Exercise aim: Reproduce the listing verbatim.

Data records:
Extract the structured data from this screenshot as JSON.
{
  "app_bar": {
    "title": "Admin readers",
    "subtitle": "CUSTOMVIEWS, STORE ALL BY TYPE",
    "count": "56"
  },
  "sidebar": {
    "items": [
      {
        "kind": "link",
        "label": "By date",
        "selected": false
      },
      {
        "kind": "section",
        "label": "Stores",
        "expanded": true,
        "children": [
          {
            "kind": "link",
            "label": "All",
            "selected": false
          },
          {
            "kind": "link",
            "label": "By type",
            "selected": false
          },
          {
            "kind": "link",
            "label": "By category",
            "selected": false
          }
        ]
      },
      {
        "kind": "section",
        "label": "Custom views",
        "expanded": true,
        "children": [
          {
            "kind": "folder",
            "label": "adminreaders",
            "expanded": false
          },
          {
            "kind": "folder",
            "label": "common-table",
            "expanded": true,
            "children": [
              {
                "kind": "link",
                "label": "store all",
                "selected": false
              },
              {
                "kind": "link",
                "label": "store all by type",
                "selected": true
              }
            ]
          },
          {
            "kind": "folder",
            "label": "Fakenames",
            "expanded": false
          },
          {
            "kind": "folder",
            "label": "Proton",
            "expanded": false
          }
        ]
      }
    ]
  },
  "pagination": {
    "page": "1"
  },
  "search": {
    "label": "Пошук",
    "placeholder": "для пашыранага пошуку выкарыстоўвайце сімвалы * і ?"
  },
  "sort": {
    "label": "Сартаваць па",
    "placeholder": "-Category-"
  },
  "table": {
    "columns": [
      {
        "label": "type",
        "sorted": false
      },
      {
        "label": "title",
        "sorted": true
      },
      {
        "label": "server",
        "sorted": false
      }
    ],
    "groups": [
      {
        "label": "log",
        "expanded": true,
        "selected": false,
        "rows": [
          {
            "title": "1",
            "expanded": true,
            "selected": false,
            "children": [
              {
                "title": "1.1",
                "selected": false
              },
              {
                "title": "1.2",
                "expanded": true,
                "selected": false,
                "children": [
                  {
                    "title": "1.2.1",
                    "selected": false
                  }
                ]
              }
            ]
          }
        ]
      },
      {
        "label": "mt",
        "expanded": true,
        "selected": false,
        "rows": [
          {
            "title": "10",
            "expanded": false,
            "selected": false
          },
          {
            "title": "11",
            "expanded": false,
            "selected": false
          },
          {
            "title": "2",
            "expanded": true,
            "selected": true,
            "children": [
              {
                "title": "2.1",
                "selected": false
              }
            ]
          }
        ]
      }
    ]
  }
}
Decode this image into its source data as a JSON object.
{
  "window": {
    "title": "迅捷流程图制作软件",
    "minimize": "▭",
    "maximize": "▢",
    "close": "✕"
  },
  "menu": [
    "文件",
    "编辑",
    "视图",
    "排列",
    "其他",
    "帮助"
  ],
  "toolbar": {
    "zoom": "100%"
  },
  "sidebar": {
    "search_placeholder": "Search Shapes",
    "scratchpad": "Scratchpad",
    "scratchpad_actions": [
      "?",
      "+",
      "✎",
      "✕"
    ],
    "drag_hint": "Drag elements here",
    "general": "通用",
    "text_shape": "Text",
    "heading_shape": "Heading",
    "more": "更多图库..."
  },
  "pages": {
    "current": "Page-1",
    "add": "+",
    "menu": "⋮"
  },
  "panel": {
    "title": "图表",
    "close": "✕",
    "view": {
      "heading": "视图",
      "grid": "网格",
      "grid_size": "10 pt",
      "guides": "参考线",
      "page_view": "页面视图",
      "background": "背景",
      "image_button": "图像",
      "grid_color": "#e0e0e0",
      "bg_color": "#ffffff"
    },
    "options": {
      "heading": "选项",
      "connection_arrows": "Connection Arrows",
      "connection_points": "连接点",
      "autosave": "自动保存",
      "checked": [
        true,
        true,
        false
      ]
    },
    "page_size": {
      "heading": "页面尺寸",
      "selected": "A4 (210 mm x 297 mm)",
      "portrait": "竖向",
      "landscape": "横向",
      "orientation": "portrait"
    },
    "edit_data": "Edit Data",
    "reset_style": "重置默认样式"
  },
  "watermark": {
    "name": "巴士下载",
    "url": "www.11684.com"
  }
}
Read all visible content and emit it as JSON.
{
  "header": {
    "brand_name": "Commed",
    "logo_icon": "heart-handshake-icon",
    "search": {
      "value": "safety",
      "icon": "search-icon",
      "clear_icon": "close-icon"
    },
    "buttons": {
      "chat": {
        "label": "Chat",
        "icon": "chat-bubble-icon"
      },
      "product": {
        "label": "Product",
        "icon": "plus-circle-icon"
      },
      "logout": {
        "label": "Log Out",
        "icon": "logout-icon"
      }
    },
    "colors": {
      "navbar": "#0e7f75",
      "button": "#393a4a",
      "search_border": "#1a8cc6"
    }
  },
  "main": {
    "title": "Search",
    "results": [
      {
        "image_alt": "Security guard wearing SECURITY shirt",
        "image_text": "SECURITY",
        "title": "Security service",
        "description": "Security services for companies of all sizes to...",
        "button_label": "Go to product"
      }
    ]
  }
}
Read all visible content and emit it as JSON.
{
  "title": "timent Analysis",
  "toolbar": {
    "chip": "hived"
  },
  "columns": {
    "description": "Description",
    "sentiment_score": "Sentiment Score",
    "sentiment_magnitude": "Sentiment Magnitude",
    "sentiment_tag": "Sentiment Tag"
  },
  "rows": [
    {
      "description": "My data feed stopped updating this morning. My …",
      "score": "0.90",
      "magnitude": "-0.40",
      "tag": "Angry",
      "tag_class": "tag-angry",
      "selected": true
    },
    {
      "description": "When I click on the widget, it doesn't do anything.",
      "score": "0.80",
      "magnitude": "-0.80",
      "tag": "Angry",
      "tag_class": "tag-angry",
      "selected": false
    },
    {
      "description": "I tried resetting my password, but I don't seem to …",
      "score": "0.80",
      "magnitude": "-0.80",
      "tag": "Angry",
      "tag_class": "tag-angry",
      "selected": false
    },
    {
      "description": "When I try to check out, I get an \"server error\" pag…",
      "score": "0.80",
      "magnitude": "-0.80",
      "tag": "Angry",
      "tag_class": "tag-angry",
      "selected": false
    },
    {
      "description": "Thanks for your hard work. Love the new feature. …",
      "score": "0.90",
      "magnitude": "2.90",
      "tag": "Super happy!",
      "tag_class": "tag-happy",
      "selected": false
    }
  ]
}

Exercise answer:
Extract the structured data from this screenshot as JSON.
{
  "app_bar": {
    "title": "Admin readers",
    "subtitle": "CUSTOMVIEWS, STORE ALL BY TYPE",
    "count": "56"
  },
  "sidebar": {
    "items": [
      {
        "kind": "link",
        "label": "By date",
        "selected": false
      },
      {
        "kind": "section",
        "label": "Stores",
        "expanded": true,
        "children": [
          {
            "kind": "link",
            "label": "All",
            "selected": false
          },
          {
            "kind": "link",
            "label": "By type",
            "selected": false
          },
          {
            "kind": "link",
            "label": "By category",
            "selected": false
          }
        ]
      },
      {
        "kind": "section",
        "label": "Custom views",
        "expanded": true,
        "children": [
          {
            "kind": "folder",
            "label": "adminreaders",
            "expanded": false
          },
          {
            "kind": "folder",
            "label": "common-table",
            "expanded": true,
            "children": [
              {
                "kind": "link",
                "label": "store all",
                "selected": false
              },
              {
                "kind": "link",
                "label": "store all by type",
                "selected": true
              }
            ]
          },
          {
            "kind": "folder",
            "label": "Fakenames",
            "expanded": false
          },
          {
            "kind": "folder",
            "label": "Proton",
            "expanded": false
          }
        ]
      }
    ]
  },
  "pagination": {
    "page": "1"
  },
  "search": {
    "label": "Пошук",
    "placeholder": "для пашыранага пошуку выкарыстоўвайце сімвалы * і ?"
  },
  "sort": {
    "label": "Сартаваць па",
    "placeholder": "-Category-"
  },
  "table": {
    "columns": [
      {
        "label": "type",
        "sorted": false
      },
      {
        "label": "title",
        "sorted": true
      },
      {
        "label": "server",
        "sorted": false
      }
    ],
    "groups": [
      {
        "label": "log",
        "expanded": true,
        "selected": false,
        "rows": [
          {
            "title": "1",
            "expanded": true,
            "selected": false,
            "children": [
              {
                "title": "1.1",
                "selected": false
              },
              {
                "title": "1.2",
                "expanded": true,
                "selected": false,
                "children": [
                  {
                    "title": "1.2.1",
                    "selected": false
                  }
                ]
              }
            ]
          }
        ]
      },
      {
        "label": "mt",
        "expanded": true,
        "selected": false,
        "rows": [
          {
            "title": "10",
            "expanded": false,
            "selected": false
          },
          {
            "title": "11",
            "expanded": false,
            "selected": false
          },
          {
            "title": "2",
            "expanded": true,
            "selected": true,
            "children": [
              {
                "title": "2.1",
                "selected": false
              }
            ]
          }
        ]
      }
    ]
  }
}
Decode this image into its source data as a JSON object.
{
  "window": {
    "title": "迅捷流程图制作软件",
    "minimize": "▭",
    "maximize": "▢",
    "close": "✕"
  },
  "menu": [
    "文件",
    "编辑",
    "视图",
    "排列",
    "其他",
    "帮助"
  ],
  "toolbar": {
    "zoom": "100%"
  },
  "sidebar": {
    "search_placeholder": "Search Shapes",
    "scratchpad": "Scratchpad",
    "scratchpad_actions": [
      "?",
      "+",
      "✎",
      "✕"
    ],
    "drag_hint": "Drag elements here",
    "general": "通用",
    "text_shape": "Text",
    "heading_shape": "Heading",
    "more": "更多图库..."
  },
  "pages": {
    "current": "Page-1",
    "add": "+",
    "menu": "⋮"
  },
  "panel": {
    "title": "图表",
    "close": "✕",
    "view": {
      "heading": "视图",
      "grid": "网格",
      "grid_size": "10 pt",
      "guides": "参考线",
      "page_view": "页面视图",
      "background": "背景",
      "image_button": "图像",
      "grid_color": "#e0e0e0",
      "bg_color": "#ffffff"
    },
    "options": {
      "heading": "选项",
      "connection_arrows": "Connection Arrows",
      "connection_points": "连接点",
      "autosave": "自动保存",
      "checked": [
        true,
        true,
        false
      ]
    },
    "page_size": {
      "heading": "页面尺寸",
      "selected": "A4 (210 mm x 297 mm)",
      "portrait": "竖向",
      "landscape": "横向",
      "orientation": "portrait"
    },
    "edit_data": "Edit Data",
    "reset_style": "重置默认样式"
  },
  "watermark": {
    "name": "巴士下载",
    "url": "www.11684.com"
  }
}
Read all visible content and emit it as JSON.
{
  "header": {
    "brand_name": "Commed",
    "logo_icon": "heart-handshake-icon",
    "search": {
      "value": "safety",
      "icon": "search-icon",
      "clear_icon": "close-icon"
    },
    "buttons": {
      "chat": {
        "label": "Chat",
        "icon": "chat-bubble-icon"
      },
      "product": {
        "label": "Product",
        "icon": "plus-circle-icon"
      },
      "logout": {
        "label": "Log Out",
        "icon": "logout-icon"
      }
    },
    "colors": {
      "navbar": "#0e7f75",
      "button": "#393a4a",
      "search_border": "#1a8cc6"
    }
  },
  "main": {
    "title": "Search",
    "results": [
      {
        "image_alt": "Security guard wearing SECURITY shirt",
        "image_text": "SECURITY",
        "title": "Security service",
        "description": "Security services for companies of all sizes to...",
        "button_label": "Go to product"
      }
    ]
  }
}
Read all visible content and emit it as JSON.
{
  "title": "timent Analysis",
  "toolbar": {
    "chip": "hived"
  },
  "columns": {
    "description": "Description",
    "sentiment_score": "Sentiment Score",
    "sentiment_magnitude": "Sentiment Magnitude",
    "sentiment_tag": "Sentiment Tag"
  },
  "rows": [
    {
      "description": "My data feed stopped updating this morning. My …",
      "score": "0.90",
      "magnitude": "-0.40",
      "tag": "Angry",
      "tag_class": "tag-angry",
      "selected": true
    },
    {
      "description": "When I click on the widget, it doesn't do anything.",
      "score": "0.80",
      "magnitude": "-0.80",
      "tag": "Angry",
      "tag_class": "tag-angry",
      "selected": false
    },
    {
      "description": "I tried resetting my password, but I don't seem to …",
      "score": "0.80",
      "magnitude": "-0.80",
      "tag": "Angry",
      "tag_class": "tag-angry",
      "selected": false
    },
    {
      "description": "When I try to check out, I get an \"server error\" pag…",
      "score": "0.80",
      "magnitude": "-0.80",
      "tag": "Angry",
      "tag_class": "tag-angry",
      "selected": false
    },
    {
      "description": "Thanks for your hard work. Love the new feature. …",
      "score": "0.90",
      "magnitude": "2.90",
      "tag": "Super happy!",
      "tag_class": "tag-happy",
      "selected": false
    }
  ]
}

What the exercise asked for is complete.